It’s expected that it uses triangles, since the program uses filled shapes.

What if you replace noStroke() by noFill() and every mention of fill(...) by stroke(...)?


#9

@hamoid Finally I managed to get the positioning of the planes and pattern mapping right. Also the issue of triangulation doesn’t appear when using strokes alone as the shapes are broken into disjointed lines - but then it gets chaotic since there is no fill. Since there are only 6 surfaces, I should be able to easily fix this in a vector editing tool as long as I’m only generating one or few cuboids.

The bigger problem starts to appear when having fills. The appearance of rendered pdf seems to be based on the actual sequence of the functions in code. While there is a function for depth sorting for 3D renders/PDF. The depth sorting seems to work only for fills - all the stroke data is pushed behind the fills if I enable hint(ENABLE_DEPTH_SORT); (attached).

So I added the hint(DISABLE_OPTIMIZED_STROKE); function to get the stroke data on top, but now its not sorted as it appears on run preview (attached).


#10

Cool, you’re getting closer :slight_smile:

What if you draw only the three faces you care about. Is that an option?


#11

The problem is I would like to have all 6 faces since the object would be rotated dynamically. But I would only need the 3 surfaces with textures that are visible, so it would definitely help I can eliminate the rest of hidden 3 surfaces during the process of generating the PDF - That way I don’t have to edit this further in illustrator or Inkscape. Is there a way to convert the 3D visual into a 2D visual and then render as 2D output - so there would be no depth issues or hidden surfaces?


#12

Not that I know of.

I was taking a look at the exported svg / pdf files and it seems like the current implementation of those exporters in Processing is very simple and not optimized. Ellipse borders become tons of segments and the fills become many triangles, when the border could be just one segment with many points, same for the fill.

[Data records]
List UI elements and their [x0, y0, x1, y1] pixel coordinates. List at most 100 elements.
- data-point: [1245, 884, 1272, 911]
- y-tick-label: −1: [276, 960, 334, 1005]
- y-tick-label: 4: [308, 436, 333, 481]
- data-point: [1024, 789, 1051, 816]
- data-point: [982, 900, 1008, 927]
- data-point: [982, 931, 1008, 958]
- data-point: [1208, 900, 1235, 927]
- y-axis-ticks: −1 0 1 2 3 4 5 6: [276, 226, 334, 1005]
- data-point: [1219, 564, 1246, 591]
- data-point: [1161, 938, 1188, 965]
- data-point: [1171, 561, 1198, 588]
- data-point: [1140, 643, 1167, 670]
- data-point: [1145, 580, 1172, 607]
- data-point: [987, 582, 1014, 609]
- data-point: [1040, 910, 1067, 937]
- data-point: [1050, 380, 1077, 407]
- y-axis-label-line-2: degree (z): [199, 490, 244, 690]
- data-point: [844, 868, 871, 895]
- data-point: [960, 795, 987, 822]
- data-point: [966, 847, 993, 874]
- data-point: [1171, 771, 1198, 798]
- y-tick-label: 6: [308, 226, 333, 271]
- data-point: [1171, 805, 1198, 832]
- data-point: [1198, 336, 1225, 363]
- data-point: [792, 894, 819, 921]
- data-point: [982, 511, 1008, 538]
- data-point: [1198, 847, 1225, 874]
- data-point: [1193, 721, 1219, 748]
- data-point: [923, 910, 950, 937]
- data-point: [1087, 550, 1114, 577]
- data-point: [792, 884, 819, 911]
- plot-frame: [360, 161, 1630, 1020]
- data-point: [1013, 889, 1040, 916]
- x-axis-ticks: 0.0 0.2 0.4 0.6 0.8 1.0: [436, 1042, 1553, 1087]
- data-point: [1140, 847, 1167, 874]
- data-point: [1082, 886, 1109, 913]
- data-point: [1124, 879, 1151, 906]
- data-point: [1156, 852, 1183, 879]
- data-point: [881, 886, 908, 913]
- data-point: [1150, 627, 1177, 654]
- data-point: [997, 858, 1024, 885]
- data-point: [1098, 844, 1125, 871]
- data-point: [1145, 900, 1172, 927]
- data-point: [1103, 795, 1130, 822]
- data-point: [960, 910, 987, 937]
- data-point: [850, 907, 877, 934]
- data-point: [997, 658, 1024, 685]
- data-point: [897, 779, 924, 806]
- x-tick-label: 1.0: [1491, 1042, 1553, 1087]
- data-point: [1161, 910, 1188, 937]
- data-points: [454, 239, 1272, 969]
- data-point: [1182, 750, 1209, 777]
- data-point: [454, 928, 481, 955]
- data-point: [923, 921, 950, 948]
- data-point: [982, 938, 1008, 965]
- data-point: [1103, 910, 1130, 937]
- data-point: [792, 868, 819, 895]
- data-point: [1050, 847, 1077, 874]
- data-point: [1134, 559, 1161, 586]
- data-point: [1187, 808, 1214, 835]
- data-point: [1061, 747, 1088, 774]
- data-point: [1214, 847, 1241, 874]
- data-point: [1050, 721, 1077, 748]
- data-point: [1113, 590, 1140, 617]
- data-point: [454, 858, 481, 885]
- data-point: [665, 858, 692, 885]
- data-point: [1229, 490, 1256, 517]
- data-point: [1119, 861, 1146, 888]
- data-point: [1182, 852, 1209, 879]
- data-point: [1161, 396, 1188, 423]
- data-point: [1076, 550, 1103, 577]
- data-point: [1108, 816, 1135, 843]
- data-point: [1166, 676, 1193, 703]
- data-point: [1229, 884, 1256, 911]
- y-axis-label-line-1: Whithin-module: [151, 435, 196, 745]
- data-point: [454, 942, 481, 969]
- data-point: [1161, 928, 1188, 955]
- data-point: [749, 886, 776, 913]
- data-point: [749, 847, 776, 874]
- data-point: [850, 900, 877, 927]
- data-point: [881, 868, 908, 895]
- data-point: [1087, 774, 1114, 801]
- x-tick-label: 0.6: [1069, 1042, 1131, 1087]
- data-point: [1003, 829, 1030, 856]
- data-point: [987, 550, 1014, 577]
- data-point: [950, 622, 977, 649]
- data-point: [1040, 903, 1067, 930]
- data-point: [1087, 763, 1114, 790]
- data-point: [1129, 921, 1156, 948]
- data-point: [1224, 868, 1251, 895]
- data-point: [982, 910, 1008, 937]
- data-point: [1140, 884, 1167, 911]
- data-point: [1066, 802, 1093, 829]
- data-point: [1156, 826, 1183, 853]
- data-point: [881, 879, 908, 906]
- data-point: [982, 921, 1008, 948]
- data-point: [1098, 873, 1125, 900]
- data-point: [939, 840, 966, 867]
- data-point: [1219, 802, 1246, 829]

* [Task brief]: From the forum discussion on PDF export above, set down word for word the part that opens with the words containing "Cool, you’re getting" and closes with "or hidden surfaces?".

* [Solved problem]:
Cool, you’re getting closer :slight_smile:

What if you draw only the three faces you care about. Is that an option?


#11

The problem is I would like to have all 6 faces since the object would be rotated dynamically. But I would only need the 3 surfaces with textures that are visible, so it would definitely help I can eliminate the rest of hidden 3 surfaces during the process of generating the PDF - That way I don’t have to edit this further in illustrator or Inkscape. Is there a way to convert the 3D visual into a 2D visual and then render as 2D output - so there would be no depth issues or hidden surfaces?